# LISTING start
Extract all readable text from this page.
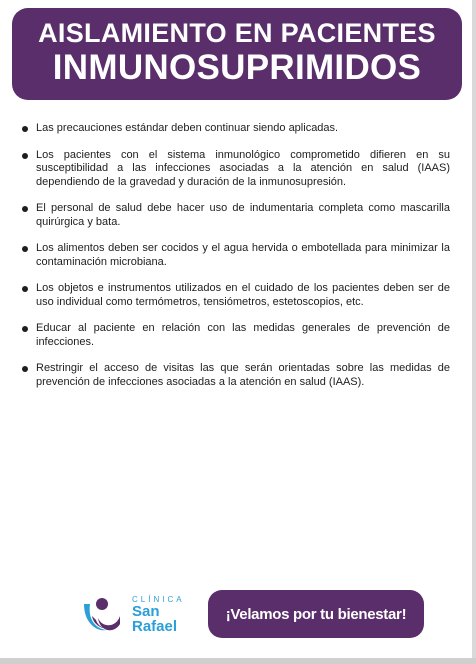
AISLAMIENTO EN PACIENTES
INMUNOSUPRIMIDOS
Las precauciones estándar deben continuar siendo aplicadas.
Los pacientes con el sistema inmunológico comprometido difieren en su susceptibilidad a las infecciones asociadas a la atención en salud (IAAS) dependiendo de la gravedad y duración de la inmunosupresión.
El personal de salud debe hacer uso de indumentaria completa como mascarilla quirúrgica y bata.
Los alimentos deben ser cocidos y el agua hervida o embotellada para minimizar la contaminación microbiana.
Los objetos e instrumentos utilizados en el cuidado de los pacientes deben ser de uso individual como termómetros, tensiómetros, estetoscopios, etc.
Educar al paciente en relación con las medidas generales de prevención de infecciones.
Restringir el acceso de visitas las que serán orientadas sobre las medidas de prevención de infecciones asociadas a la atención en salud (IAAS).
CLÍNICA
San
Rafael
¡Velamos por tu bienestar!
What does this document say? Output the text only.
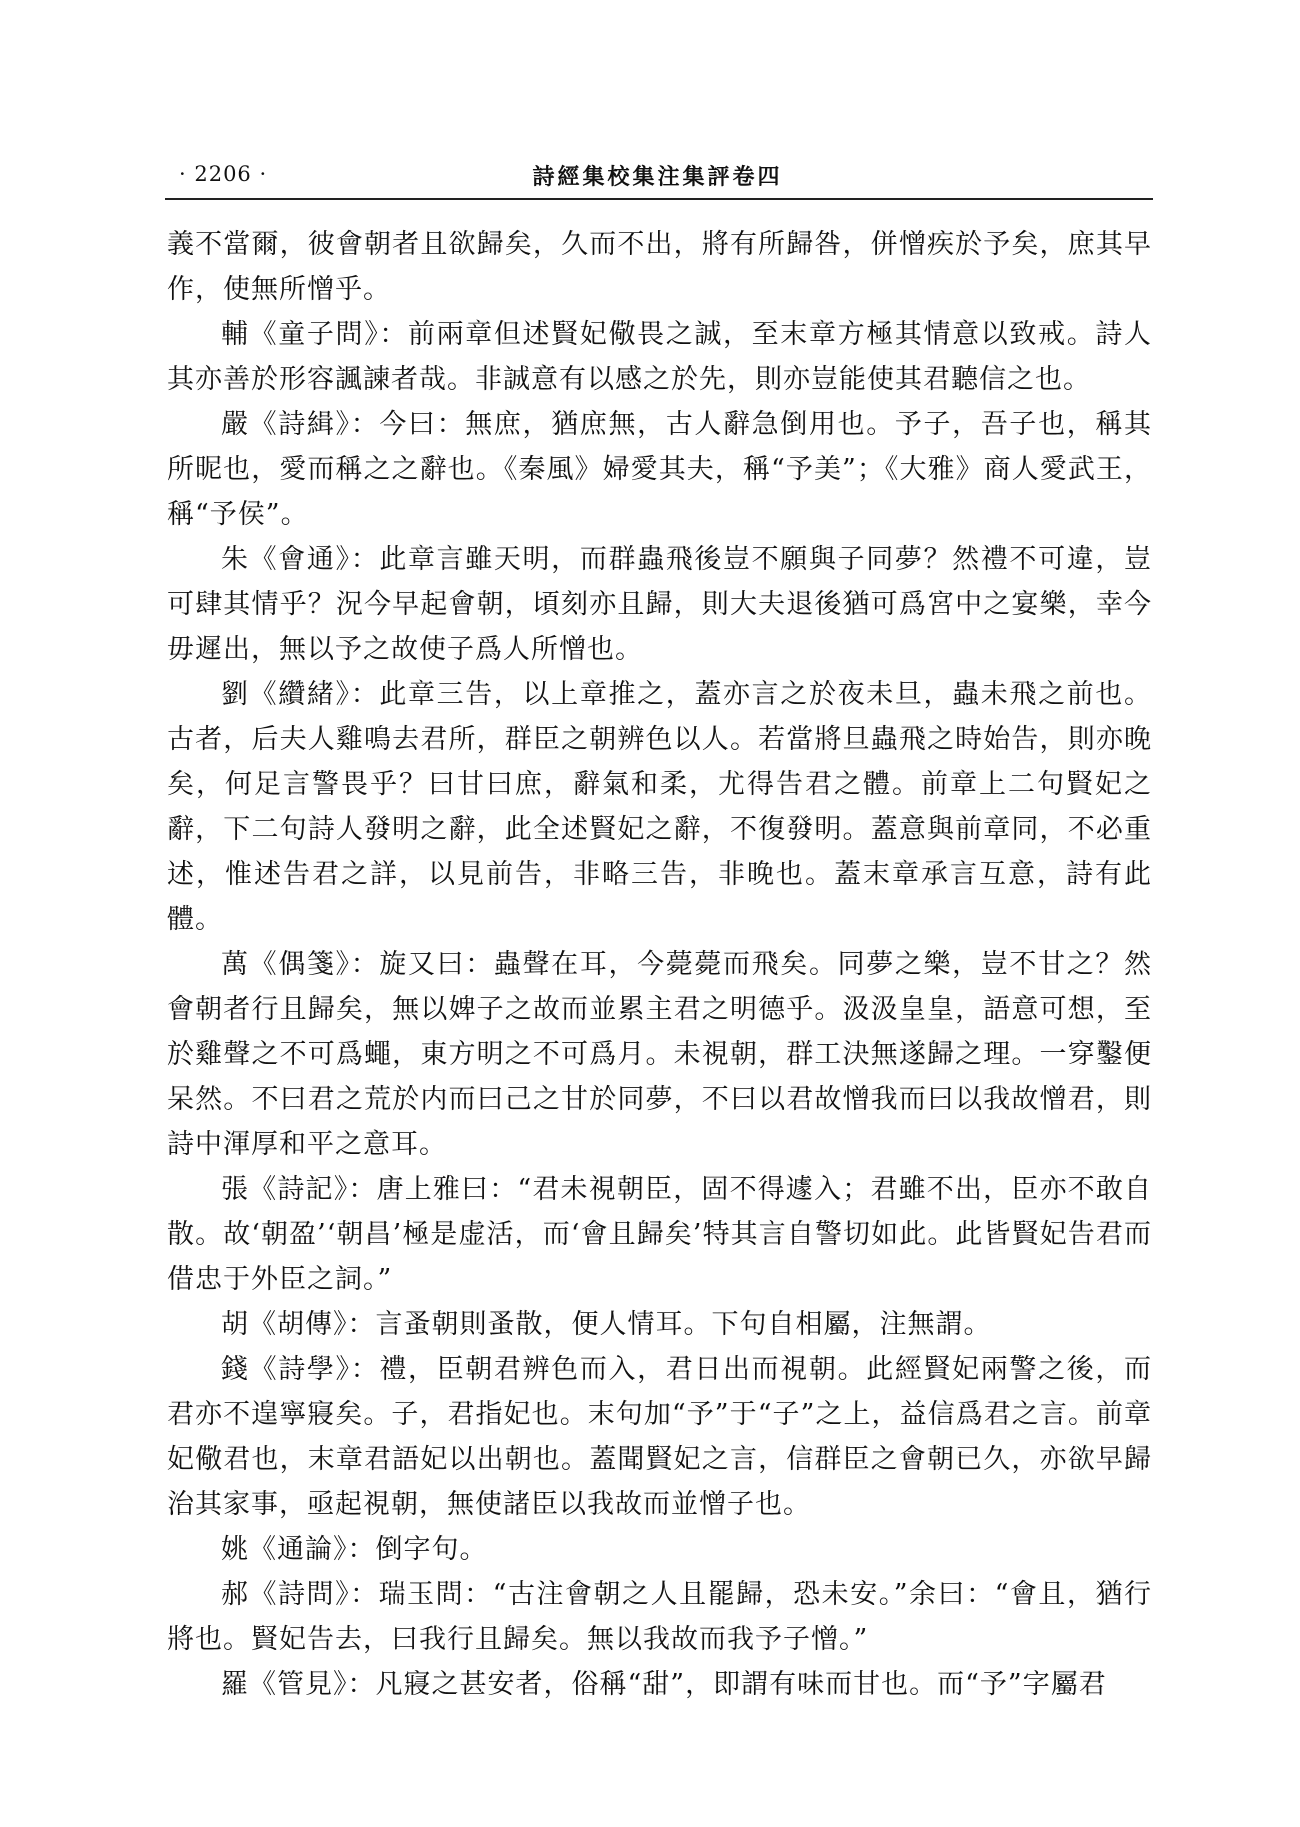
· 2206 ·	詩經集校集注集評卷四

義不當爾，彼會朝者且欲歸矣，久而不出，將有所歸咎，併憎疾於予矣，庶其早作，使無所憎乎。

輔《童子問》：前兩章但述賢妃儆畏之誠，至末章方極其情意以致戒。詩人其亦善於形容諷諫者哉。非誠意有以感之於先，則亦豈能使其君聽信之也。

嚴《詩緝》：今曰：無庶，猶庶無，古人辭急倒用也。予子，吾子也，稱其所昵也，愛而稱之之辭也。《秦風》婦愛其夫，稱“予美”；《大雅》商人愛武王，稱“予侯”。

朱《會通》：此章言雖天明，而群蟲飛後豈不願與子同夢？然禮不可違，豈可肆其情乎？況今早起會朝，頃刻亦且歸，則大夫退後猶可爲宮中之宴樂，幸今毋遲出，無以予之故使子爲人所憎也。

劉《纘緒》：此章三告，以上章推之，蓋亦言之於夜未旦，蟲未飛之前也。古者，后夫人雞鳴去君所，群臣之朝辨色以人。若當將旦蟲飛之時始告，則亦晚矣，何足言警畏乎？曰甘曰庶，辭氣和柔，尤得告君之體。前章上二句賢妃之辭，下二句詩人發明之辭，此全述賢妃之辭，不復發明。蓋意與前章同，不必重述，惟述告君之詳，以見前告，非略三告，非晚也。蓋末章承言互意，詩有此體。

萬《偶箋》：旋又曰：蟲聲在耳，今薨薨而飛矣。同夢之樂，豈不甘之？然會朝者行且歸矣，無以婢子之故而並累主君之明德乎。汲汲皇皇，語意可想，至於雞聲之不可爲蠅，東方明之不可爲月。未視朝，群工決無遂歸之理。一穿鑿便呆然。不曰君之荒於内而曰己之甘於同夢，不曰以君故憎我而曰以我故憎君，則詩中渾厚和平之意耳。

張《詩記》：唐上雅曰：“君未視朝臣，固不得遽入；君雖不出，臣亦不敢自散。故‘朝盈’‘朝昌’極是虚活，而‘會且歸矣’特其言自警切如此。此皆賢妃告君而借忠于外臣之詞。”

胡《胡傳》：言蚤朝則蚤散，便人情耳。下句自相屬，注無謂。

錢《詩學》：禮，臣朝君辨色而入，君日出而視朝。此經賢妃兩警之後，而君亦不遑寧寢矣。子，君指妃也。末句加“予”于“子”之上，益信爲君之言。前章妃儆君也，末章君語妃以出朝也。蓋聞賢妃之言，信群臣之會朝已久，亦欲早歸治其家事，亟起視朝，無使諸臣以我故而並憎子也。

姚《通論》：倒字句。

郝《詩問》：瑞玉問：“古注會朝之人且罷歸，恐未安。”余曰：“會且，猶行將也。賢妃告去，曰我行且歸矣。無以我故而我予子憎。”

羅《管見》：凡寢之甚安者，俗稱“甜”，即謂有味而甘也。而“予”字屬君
# LISTING end
- PROBLEM DETAILS:
Look through the material above. Copy each line where the word "prevención" appears.

- EXPECTED ANSWER:
Educar al paciente en relación con las medidas generales de prevención de infecciones.
Restringir el acceso de visitas las que serán orientadas sobre las medidas de prevención de infecciones asociadas a la atención en salud (IAAS).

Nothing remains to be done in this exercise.